- PROBLEM STATEMENT: Reproduce the records below exactly as they appear.

***

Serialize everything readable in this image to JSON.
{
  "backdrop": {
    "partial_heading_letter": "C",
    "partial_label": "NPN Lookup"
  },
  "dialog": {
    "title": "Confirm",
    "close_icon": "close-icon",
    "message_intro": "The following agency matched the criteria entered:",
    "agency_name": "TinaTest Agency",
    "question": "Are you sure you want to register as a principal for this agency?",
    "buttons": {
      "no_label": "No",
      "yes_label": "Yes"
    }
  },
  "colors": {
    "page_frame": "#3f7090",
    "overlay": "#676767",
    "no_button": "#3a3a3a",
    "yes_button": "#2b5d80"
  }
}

***

- TASK ANSWER:
Serialize everything readable in this image to JSON.
{
  "backdrop": {
    "partial_heading_letter": "C",
    "partial_label": "NPN Lookup"
  },
  "dialog": {
    "title": "Confirm",
    "close_icon": "close-icon",
    "message_intro": "The following agency matched the criteria entered:",
    "agency_name": "TinaTest Agency",
    "question": "Are you sure you want to register as a principal for this agency?",
    "buttons": {
      "no_label": "No",
      "yes_label": "Yes"
    }
  },
  "colors": {
    "page_frame": "#3f7090",
    "overlay": "#676767",
    "no_button": "#3a3a3a",
    "yes_button": "#2b5d80"
  }
}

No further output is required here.